Collected data entries:
□ □ □ □ □

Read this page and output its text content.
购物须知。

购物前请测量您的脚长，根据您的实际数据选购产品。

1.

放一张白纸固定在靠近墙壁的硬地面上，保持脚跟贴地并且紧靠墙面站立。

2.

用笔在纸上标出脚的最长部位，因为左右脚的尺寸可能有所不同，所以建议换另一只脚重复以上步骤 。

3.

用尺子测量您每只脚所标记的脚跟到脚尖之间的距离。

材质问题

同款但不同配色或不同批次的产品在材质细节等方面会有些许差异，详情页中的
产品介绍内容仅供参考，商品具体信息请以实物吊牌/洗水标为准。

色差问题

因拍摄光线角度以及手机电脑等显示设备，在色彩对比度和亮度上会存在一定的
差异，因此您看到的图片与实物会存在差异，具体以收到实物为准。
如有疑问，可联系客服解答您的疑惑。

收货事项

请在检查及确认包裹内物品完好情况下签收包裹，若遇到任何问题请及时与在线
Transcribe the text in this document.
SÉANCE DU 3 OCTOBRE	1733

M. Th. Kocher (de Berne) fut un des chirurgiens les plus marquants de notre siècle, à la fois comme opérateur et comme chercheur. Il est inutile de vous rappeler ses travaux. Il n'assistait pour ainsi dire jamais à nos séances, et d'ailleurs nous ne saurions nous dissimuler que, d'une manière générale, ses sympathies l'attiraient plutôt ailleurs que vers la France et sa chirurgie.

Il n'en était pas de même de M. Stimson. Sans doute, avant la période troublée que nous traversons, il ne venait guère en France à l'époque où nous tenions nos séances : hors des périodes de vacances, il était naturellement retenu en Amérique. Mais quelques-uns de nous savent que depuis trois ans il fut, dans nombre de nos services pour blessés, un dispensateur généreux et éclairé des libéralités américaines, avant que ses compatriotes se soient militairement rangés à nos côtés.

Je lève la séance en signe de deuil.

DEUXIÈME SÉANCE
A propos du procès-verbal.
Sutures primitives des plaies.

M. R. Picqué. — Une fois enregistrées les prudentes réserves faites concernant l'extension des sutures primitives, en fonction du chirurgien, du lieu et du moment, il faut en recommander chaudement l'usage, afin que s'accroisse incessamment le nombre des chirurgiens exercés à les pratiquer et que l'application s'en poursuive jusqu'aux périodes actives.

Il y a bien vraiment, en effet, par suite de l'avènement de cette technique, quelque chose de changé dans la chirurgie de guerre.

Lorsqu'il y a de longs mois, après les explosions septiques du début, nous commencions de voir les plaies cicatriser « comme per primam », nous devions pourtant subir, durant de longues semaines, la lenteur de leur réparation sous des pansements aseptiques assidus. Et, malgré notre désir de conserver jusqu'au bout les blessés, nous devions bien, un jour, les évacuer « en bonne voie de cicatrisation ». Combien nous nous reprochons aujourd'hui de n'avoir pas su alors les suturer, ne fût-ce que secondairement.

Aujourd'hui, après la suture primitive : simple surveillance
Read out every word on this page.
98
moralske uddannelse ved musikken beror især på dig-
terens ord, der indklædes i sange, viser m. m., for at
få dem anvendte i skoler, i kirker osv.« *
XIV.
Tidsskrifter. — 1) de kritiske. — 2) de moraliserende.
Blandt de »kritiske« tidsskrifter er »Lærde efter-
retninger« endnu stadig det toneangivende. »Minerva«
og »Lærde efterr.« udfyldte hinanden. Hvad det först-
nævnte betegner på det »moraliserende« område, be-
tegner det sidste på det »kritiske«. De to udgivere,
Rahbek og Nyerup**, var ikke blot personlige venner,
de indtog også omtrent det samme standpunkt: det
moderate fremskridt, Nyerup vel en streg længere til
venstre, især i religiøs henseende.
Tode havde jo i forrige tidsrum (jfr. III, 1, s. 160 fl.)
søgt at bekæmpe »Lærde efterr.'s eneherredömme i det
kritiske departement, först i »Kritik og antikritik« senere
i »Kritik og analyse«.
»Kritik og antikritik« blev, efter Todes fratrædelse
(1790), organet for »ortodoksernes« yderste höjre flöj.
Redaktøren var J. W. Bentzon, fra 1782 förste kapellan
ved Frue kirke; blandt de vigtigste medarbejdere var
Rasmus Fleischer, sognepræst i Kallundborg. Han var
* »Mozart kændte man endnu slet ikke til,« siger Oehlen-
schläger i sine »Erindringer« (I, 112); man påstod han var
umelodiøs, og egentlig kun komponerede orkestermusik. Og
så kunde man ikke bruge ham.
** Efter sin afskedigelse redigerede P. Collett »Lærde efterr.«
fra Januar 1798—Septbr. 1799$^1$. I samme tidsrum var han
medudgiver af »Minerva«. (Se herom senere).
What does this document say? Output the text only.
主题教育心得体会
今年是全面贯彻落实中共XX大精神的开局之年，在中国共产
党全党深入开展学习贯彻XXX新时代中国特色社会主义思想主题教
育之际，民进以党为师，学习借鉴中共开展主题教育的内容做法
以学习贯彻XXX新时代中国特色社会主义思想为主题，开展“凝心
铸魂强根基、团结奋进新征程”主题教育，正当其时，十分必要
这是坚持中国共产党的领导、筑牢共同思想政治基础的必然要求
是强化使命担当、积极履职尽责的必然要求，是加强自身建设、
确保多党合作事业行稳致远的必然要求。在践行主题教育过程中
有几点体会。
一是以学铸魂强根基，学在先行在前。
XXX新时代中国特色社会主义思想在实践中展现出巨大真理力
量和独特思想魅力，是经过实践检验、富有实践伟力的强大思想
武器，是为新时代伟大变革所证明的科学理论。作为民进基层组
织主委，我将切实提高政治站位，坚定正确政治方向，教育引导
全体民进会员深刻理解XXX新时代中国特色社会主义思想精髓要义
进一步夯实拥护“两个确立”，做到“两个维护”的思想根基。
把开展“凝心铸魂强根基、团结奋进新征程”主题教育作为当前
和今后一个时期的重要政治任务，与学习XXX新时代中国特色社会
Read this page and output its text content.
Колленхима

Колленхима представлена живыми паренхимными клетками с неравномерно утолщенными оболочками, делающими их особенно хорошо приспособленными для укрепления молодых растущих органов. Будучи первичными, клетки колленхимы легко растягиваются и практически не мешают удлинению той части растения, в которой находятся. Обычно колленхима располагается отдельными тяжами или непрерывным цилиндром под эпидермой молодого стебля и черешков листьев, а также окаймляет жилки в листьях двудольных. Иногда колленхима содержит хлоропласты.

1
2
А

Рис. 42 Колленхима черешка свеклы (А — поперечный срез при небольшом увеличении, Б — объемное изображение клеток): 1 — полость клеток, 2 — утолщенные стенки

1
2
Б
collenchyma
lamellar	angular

□ □ □ □ □

### Task objective
Reproduce the material above without altering a single character.

### Solution for this exercise
Read this page and output its text content.
购物须知。

购物前请测量您的脚长，根据您的实际数据选购产品。

1.

放一张白纸固定在靠近墙壁的硬地面上，保持脚跟贴地并且紧靠墙面站立。

2.

用笔在纸上标出脚的最长部位，因为左右脚的尺寸可能有所不同，所以建议换另一只脚重复以上步骤 。

3.

用尺子测量您每只脚所标记的脚跟到脚尖之间的距离。

材质问题

同款但不同配色或不同批次的产品在材质细节等方面会有些许差异，详情页中的
产品介绍内容仅供参考，商品具体信息请以实物吊牌/洗水标为准。

色差问题

因拍摄光线角度以及手机电脑等显示设备，在色彩对比度和亮度上会存在一定的
差异，因此您看到的图片与实物会存在差异，具体以收到实物为准。
如有疑问，可联系客服解答您的疑惑。

收货事项

请在检查及确认包裹内物品完好情况下签收包裹，若遇到任何问题请及时与在线
Transcribe the text in this document.
SÉANCE DU 3 OCTOBRE	1733

M. Th. Kocher (de Berne) fut un des chirurgiens les plus marquants de notre siècle, à la fois comme opérateur et comme chercheur. Il est inutile de vous rappeler ses travaux. Il n'assistait pour ainsi dire jamais à nos séances, et d'ailleurs nous ne saurions nous dissimuler que, d'une manière générale, ses sympathies l'attiraient plutôt ailleurs que vers la France et sa chirurgie.

Il n'en était pas de même de M. Stimson. Sans doute, avant la période troublée que nous traversons, il ne venait guère en France à l'époque où nous tenions nos séances : hors des périodes de vacances, il était naturellement retenu en Amérique. Mais quelques-uns de nous savent que depuis trois ans il fut, dans nombre de nos services pour blessés, un dispensateur généreux et éclairé des libéralités américaines, avant que ses compatriotes se soient militairement rangés à nos côtés.

Je lève la séance en signe de deuil.

DEUXIÈME SÉANCE
A propos du procès-verbal.
Sutures primitives des plaies.

M. R. Picqué. — Une fois enregistrées les prudentes réserves faites concernant l'extension des sutures primitives, en fonction du chirurgien, du lieu et du moment, il faut en recommander chaudement l'usage, afin que s'accroisse incessamment le nombre des chirurgiens exercés à les pratiquer et que l'application s'en poursuive jusqu'aux périodes actives.

Il y a bien vraiment, en effet, par suite de l'avènement de cette technique, quelque chose de changé dans la chirurgie de guerre.

Lorsqu'il y a de longs mois, après les explosions septiques du début, nous commencions de voir les plaies cicatriser « comme per primam », nous devions pourtant subir, durant de longues semaines, la lenteur de leur réparation sous des pansements aseptiques assidus. Et, malgré notre désir de conserver jusqu'au bout les blessés, nous devions bien, un jour, les évacuer « en bonne voie de cicatrisation ». Combien nous nous reprochons aujourd'hui de n'avoir pas su alors les suturer, ne fût-ce que secondairement.

Aujourd'hui, après la suture primitive : simple surveillance
Read out every word on this page.
98
moralske uddannelse ved musikken beror især på dig-
terens ord, der indklædes i sange, viser m. m., for at
få dem anvendte i skoler, i kirker osv.« *
XIV.
Tidsskrifter. — 1) de kritiske. — 2) de moraliserende.
Blandt de »kritiske« tidsskrifter er »Lærde efter-
retninger« endnu stadig det toneangivende. »Minerva«
og »Lærde efterr.« udfyldte hinanden. Hvad det först-
nævnte betegner på det »moraliserende« område, be-
tegner det sidste på det »kritiske«. De to udgivere,
Rahbek og Nyerup**, var ikke blot personlige venner,
de indtog også omtrent det samme standpunkt: det
moderate fremskridt, Nyerup vel en streg længere til
venstre, især i religiøs henseende.
Tode havde jo i forrige tidsrum (jfr. III, 1, s. 160 fl.)
søgt at bekæmpe »Lærde efterr.'s eneherredömme i det
kritiske departement, först i »Kritik og antikritik« senere
i »Kritik og analyse«.
»Kritik og antikritik« blev, efter Todes fratrædelse
(1790), organet for »ortodoksernes« yderste höjre flöj.
Redaktøren var J. W. Bentzon, fra 1782 förste kapellan
ved Frue kirke; blandt de vigtigste medarbejdere var
Rasmus Fleischer, sognepræst i Kallundborg. Han var
* »Mozart kændte man endnu slet ikke til,« siger Oehlen-
schläger i sine »Erindringer« (I, 112); man påstod han var
umelodiøs, og egentlig kun komponerede orkestermusik. Og
så kunde man ikke bruge ham.
** Efter sin afskedigelse redigerede P. Collett »Lærde efterr.«
fra Januar 1798—Septbr. 1799$^1$. I samme tidsrum var han
medudgiver af »Minerva«. (Se herom senere).
What does this document say? Output the text only.
主题教育心得体会
今年是全面贯彻落实中共XX大精神的开局之年，在中国共产
党全党深入开展学习贯彻XXX新时代中国特色社会主义思想主题教
育之际，民进以党为师，学习借鉴中共开展主题教育的内容做法
以学习贯彻XXX新时代中国特色社会主义思想为主题，开展“凝心
铸魂强根基、团结奋进新征程”主题教育，正当其时，十分必要
这是坚持中国共产党的领导、筑牢共同思想政治基础的必然要求
是强化使命担当、积极履职尽责的必然要求，是加强自身建设、
确保多党合作事业行稳致远的必然要求。在践行主题教育过程中
有几点体会。
一是以学铸魂强根基，学在先行在前。
XXX新时代中国特色社会主义思想在实践中展现出巨大真理力
量和独特思想魅力，是经过实践检验、富有实践伟力的强大思想
武器，是为新时代伟大变革所证明的科学理论。作为民进基层组
织主委，我将切实提高政治站位，坚定正确政治方向，教育引导
全体民进会员深刻理解XXX新时代中国特色社会主义思想精髓要义
进一步夯实拥护“两个确立”，做到“两个维护”的思想根基。
把开展“凝心铸魂强根基、团结奋进新征程”主题教育作为当前
和今后一个时期的重要政治任务，与学习XXX新时代中国特色社会
Read this page and output its text content.
Колленхима

Колленхима представлена живыми паренхимными клетками с неравномерно утолщенными оболочками, делающими их особенно хорошо приспособленными для укрепления молодых растущих органов. Будучи первичными, клетки колленхимы легко растягиваются и практически не мешают удлинению той части растения, в которой находятся. Обычно колленхима располагается отдельными тяжами или непрерывным цилиндром под эпидермой молодого стебля и черешков листьев, а также окаймляет жилки в листьях двудольных. Иногда колленхима содержит хлоропласты.

1
2
А

Рис. 42 Колленхима черешка свеклы (А — поперечный срез при небольшом увеличении, Б — объемное изображение клеток): 1 — полость клеток, 2 — утолщенные стенки

1
2
Б
collenchyma
lamellar	angular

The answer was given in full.